*What is asked:*
Copy down all of the data underneath, exactly as shown.

※ ※ ※

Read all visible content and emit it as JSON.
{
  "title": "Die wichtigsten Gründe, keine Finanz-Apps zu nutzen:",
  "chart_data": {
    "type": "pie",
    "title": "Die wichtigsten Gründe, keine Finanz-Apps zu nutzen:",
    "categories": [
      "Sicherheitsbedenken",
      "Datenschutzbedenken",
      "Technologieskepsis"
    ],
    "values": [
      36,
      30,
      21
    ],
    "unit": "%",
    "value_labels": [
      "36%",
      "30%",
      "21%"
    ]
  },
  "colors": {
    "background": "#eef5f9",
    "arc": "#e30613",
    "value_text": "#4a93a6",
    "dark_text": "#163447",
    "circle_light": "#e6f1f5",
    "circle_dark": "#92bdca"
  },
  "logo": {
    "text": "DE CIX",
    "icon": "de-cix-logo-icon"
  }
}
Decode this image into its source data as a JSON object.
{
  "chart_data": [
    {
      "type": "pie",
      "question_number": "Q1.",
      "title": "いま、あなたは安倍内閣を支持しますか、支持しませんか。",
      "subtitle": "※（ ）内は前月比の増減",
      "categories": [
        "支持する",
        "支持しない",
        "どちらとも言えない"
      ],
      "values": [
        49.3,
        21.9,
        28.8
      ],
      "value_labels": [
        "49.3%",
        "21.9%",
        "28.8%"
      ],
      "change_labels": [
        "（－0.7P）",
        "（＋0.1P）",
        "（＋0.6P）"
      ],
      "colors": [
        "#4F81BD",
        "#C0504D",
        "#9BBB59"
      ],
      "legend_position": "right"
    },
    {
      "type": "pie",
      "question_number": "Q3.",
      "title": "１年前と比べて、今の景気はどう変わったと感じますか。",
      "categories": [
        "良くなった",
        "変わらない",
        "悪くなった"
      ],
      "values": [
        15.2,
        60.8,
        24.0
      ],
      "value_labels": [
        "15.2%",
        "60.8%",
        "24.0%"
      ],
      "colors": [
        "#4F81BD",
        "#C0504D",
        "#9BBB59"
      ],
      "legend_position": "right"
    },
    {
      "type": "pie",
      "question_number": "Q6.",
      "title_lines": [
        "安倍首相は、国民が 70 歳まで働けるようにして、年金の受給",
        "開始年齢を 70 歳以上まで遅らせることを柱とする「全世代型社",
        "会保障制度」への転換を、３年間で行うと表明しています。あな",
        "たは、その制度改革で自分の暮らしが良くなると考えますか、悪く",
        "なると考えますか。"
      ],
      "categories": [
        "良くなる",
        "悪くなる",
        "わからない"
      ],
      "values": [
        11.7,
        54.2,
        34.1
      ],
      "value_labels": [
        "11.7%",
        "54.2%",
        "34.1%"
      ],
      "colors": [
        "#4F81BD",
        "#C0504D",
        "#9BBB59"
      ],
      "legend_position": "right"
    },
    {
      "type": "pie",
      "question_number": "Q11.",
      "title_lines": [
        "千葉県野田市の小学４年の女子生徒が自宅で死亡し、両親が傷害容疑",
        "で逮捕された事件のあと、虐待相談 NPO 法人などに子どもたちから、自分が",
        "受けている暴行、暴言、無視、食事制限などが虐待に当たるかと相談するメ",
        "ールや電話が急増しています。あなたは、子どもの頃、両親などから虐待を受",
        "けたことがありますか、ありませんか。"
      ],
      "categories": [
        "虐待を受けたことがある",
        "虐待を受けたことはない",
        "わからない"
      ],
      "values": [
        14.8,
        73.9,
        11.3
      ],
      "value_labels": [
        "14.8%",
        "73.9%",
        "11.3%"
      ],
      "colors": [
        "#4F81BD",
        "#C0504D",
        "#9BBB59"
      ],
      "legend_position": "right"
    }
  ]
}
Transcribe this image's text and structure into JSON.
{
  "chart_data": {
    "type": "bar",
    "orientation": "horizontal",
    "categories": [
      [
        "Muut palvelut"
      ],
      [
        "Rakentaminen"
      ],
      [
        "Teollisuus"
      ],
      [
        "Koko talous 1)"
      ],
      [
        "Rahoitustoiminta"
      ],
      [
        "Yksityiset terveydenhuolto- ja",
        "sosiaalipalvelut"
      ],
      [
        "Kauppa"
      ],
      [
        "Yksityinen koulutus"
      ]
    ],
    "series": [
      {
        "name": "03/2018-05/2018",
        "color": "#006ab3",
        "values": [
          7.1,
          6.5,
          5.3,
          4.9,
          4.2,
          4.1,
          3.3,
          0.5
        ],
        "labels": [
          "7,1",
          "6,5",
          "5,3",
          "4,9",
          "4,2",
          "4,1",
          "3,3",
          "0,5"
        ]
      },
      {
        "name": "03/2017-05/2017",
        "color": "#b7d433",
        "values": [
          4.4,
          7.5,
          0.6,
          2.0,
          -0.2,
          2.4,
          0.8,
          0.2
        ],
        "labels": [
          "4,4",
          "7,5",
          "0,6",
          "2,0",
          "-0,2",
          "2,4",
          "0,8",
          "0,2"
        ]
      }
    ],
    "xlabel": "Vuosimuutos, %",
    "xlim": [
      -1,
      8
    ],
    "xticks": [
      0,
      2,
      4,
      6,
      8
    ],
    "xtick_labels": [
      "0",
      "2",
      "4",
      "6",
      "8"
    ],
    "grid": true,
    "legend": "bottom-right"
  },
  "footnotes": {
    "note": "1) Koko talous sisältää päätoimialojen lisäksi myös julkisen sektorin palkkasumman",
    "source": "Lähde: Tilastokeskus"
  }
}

※ ※ ※

*Completed exercise:*
Read all visible content and emit it as JSON.
{
  "title": "Die wichtigsten Gründe, keine Finanz-Apps zu nutzen:",
  "chart_data": {
    "type": "pie",
    "title": "Die wichtigsten Gründe, keine Finanz-Apps zu nutzen:",
    "categories": [
      "Sicherheitsbedenken",
      "Datenschutzbedenken",
      "Technologieskepsis"
    ],
    "values": [
      36,
      30,
      21
    ],
    "unit": "%",
    "value_labels": [
      "36%",
      "30%",
      "21%"
    ]
  },
  "colors": {
    "background": "#eef5f9",
    "arc": "#e30613",
    "value_text": "#4a93a6",
    "dark_text": "#163447",
    "circle_light": "#e6f1f5",
    "circle_dark": "#92bdca"
  },
  "logo": {
    "text": "DE CIX",
    "icon": "de-cix-logo-icon"
  }
}
Decode this image into its source data as a JSON object.
{
  "chart_data": [
    {
      "type": "pie",
      "question_number": "Q1.",
      "title": "いま、あなたは安倍内閣を支持しますか、支持しませんか。",
      "subtitle": "※（ ）内は前月比の増減",
      "categories": [
        "支持する",
        "支持しない",
        "どちらとも言えない"
      ],
      "values": [
        49.3,
        21.9,
        28.8
      ],
      "value_labels": [
        "49.3%",
        "21.9%",
        "28.8%"
      ],
      "change_labels": [
        "（－0.7P）",
        "（＋0.1P）",
        "（＋0.6P）"
      ],
      "colors": [
        "#4F81BD",
        "#C0504D",
        "#9BBB59"
      ],
      "legend_position": "right"
    },
    {
      "type": "pie",
      "question_number": "Q3.",
      "title": "１年前と比べて、今の景気はどう変わったと感じますか。",
      "categories": [
        "良くなった",
        "変わらない",
        "悪くなった"
      ],
      "values": [
        15.2,
        60.8,
        24.0
      ],
      "value_labels": [
        "15.2%",
        "60.8%",
        "24.0%"
      ],
      "colors": [
        "#4F81BD",
        "#C0504D",
        "#9BBB59"
      ],
      "legend_position": "right"
    },
    {
      "type": "pie",
      "question_number": "Q6.",
      "title_lines": [
        "安倍首相は、国民が 70 歳まで働けるようにして、年金の受給",
        "開始年齢を 70 歳以上まで遅らせることを柱とする「全世代型社",
        "会保障制度」への転換を、３年間で行うと表明しています。あな",
        "たは、その制度改革で自分の暮らしが良くなると考えますか、悪く",
        "なると考えますか。"
      ],
      "categories": [
        "良くなる",
        "悪くなる",
        "わからない"
      ],
      "values": [
        11.7,
        54.2,
        34.1
      ],
      "value_labels": [
        "11.7%",
        "54.2%",
        "34.1%"
      ],
      "colors": [
        "#4F81BD",
        "#C0504D",
        "#9BBB59"
      ],
      "legend_position": "right"
    },
    {
      "type": "pie",
      "question_number": "Q11.",
      "title_lines": [
        "千葉県野田市の小学４年の女子生徒が自宅で死亡し、両親が傷害容疑",
        "で逮捕された事件のあと、虐待相談 NPO 法人などに子どもたちから、自分が",
        "受けている暴行、暴言、無視、食事制限などが虐待に当たるかと相談するメ",
        "ールや電話が急増しています。あなたは、子どもの頃、両親などから虐待を受",
        "けたことがありますか、ありませんか。"
      ],
      "categories": [
        "虐待を受けたことがある",
        "虐待を受けたことはない",
        "わからない"
      ],
      "values": [
        14.8,
        73.9,
        11.3
      ],
      "value_labels": [
        "14.8%",
        "73.9%",
        "11.3%"
      ],
      "colors": [
        "#4F81BD",
        "#C0504D",
        "#9BBB59"
      ],
      "legend_position": "right"
    }
  ]
}
Transcribe this image's text and structure into JSON.
{
  "chart_data": {
    "type": "bar",
    "orientation": "horizontal",
    "categories": [
      [
        "Muut palvelut"
      ],
      [
        "Rakentaminen"
      ],
      [
        "Teollisuus"
      ],
      [
        "Koko talous 1)"
      ],
      [
        "Rahoitustoiminta"
      ],
      [
        "Yksityiset terveydenhuolto- ja",
        "sosiaalipalvelut"
      ],
      [
        "Kauppa"
      ],
      [
        "Yksityinen koulutus"
      ]
    ],
    "series": [
      {
        "name": "03/2018-05/2018",
        "color": "#006ab3",
        "values": [
          7.1,
          6.5,
          5.3,
          4.9,
          4.2,
          4.1,
          3.3,
          0.5
        ],
        "labels": [
          "7,1",
          "6,5",
          "5,3",
          "4,9",
          "4,2",
          "4,1",
          "3,3",
          "0,5"
        ]
      },
      {
        "name": "03/2017-05/2017",
        "color": "#b7d433",
        "values": [
          4.4,
          7.5,
          0.6,
          2.0,
          -0.2,
          2.4,
          0.8,
          0.2
        ],
        "labels": [
          "4,4",
          "7,5",
          "0,6",
          "2,0",
          "-0,2",
          "2,4",
          "0,8",
          "0,2"
        ]
      }
    ],
    "xlabel": "Vuosimuutos, %",
    "xlim": [
      -1,
      8
    ],
    "xticks": [
      0,
      2,
      4,
      6,
      8
    ],
    "xtick_labels": [
      "0",
      "2",
      "4",
      "6",
      "8"
    ],
    "grid": true,
    "legend": "bottom-right"
  },
  "footnotes": {
    "note": "1) Koko talous sisältää päätoimialojen lisäksi myös julkisen sektorin palkkasumman",
    "source": "Lähde: Tilastokeskus"
  }
}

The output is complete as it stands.